#### Stored records:
○ ○ ○ ○ ○

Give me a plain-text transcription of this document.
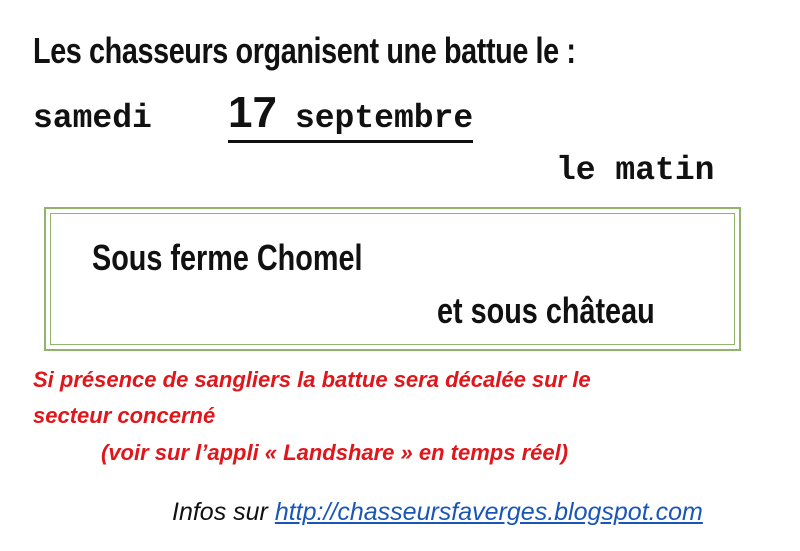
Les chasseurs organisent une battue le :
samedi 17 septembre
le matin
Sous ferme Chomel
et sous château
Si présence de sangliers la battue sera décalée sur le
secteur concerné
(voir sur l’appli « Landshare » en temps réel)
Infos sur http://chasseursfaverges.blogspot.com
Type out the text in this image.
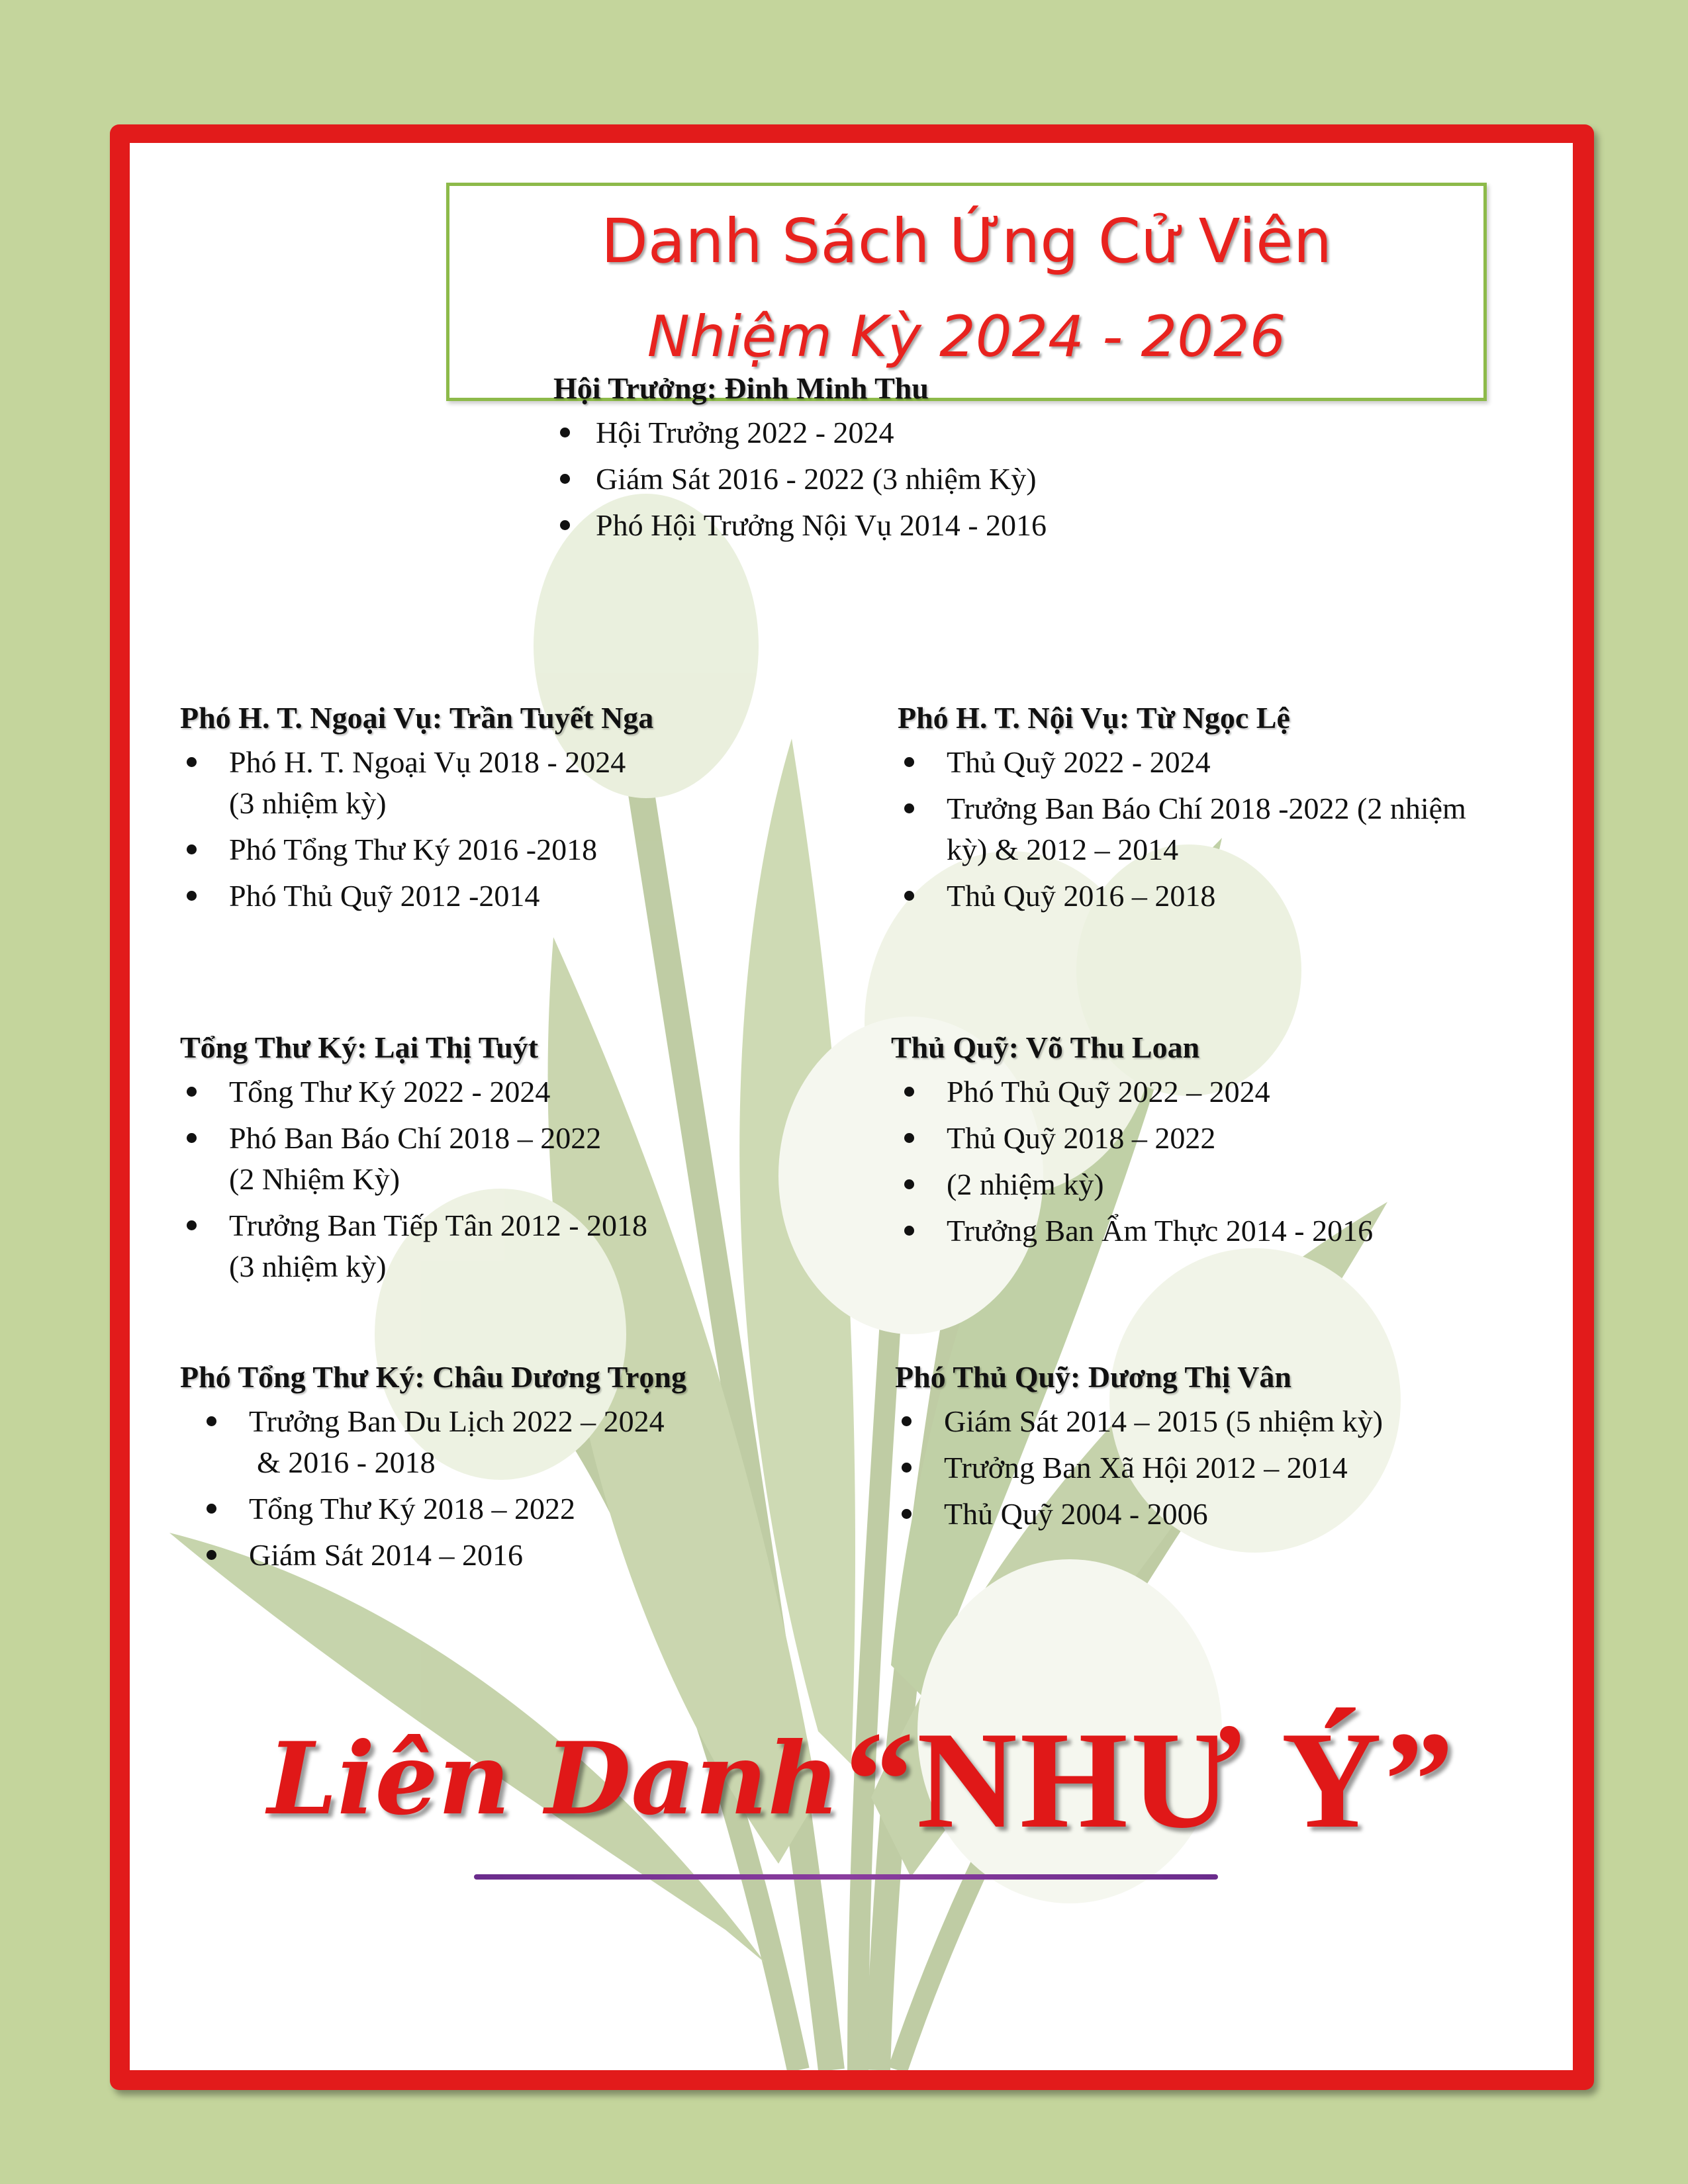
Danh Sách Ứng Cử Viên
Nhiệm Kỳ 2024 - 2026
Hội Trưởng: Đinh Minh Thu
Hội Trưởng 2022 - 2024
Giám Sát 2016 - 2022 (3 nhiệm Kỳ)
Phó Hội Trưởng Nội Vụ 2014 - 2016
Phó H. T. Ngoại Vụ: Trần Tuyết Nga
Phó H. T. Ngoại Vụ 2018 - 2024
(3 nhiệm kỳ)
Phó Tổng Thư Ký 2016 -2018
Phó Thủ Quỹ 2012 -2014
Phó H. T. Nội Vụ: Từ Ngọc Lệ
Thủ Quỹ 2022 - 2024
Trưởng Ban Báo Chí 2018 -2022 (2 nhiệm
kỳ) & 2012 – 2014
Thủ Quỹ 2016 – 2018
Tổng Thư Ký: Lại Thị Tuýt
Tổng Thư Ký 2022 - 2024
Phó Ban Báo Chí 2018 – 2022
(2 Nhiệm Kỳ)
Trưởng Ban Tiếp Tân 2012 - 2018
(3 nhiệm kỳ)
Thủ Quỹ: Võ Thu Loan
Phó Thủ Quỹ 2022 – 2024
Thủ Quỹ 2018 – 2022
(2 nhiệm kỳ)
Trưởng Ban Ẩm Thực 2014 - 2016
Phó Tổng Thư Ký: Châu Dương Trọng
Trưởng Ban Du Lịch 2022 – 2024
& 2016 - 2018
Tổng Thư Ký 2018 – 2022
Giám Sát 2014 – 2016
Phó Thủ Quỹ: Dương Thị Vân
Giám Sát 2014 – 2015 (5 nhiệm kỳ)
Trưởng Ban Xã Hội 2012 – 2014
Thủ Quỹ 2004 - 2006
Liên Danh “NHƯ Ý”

○ ○ ○ ○ ○

#### Given request:
Extract all the entries word for word; omit any pictures.

#### Exercise solution:
Give me a plain-text transcription of this document.
Les chasseurs organisent une battue le :
samedi 17 septembre
le matin
Sous ferme Chomel
et sous château
Si présence de sangliers la battue sera décalée sur le
secteur concerné
(voir sur l’appli « Landshare » en temps réel)
Infos sur http://chasseursfaverges.blogspot.com
Type out the text in this image.
Danh Sách Ứng Cử Viên
Nhiệm Kỳ 2024 - 2026
Hội Trưởng: Đinh Minh Thu
Hội Trưởng 2022 - 2024
Giám Sát 2016 - 2022 (3 nhiệm Kỳ)
Phó Hội Trưởng Nội Vụ 2014 - 2016
Phó H. T. Ngoại Vụ: Trần Tuyết Nga
Phó H. T. Ngoại Vụ 2018 - 2024
(3 nhiệm kỳ)
Phó Tổng Thư Ký 2016 -2018
Phó Thủ Quỹ 2012 -2014
Phó H. T. Nội Vụ: Từ Ngọc Lệ
Thủ Quỹ 2022 - 2024
Trưởng Ban Báo Chí 2018 -2022 (2 nhiệm
kỳ) & 2012 – 2014
Thủ Quỹ 2016 – 2018
Tổng Thư Ký: Lại Thị Tuýt
Tổng Thư Ký 2022 - 2024
Phó Ban Báo Chí 2018 – 2022
(2 Nhiệm Kỳ)
Trưởng Ban Tiếp Tân 2012 - 2018
(3 nhiệm kỳ)
Thủ Quỹ: Võ Thu Loan
Phó Thủ Quỹ 2022 – 2024
Thủ Quỹ 2018 – 2022
(2 nhiệm kỳ)
Trưởng Ban Ẩm Thực 2014 - 2016
Phó Tổng Thư Ký: Châu Dương Trọng
Trưởng Ban Du Lịch 2022 – 2024
& 2016 - 2018
Tổng Thư Ký 2018 – 2022
Giám Sát 2014 – 2016
Phó Thủ Quỹ: Dương Thị Vân
Giám Sát 2014 – 2015 (5 nhiệm kỳ)
Trưởng Ban Xã Hội 2012 – 2014
Thủ Quỹ 2004 - 2006
Liên Danh “NHƯ Ý”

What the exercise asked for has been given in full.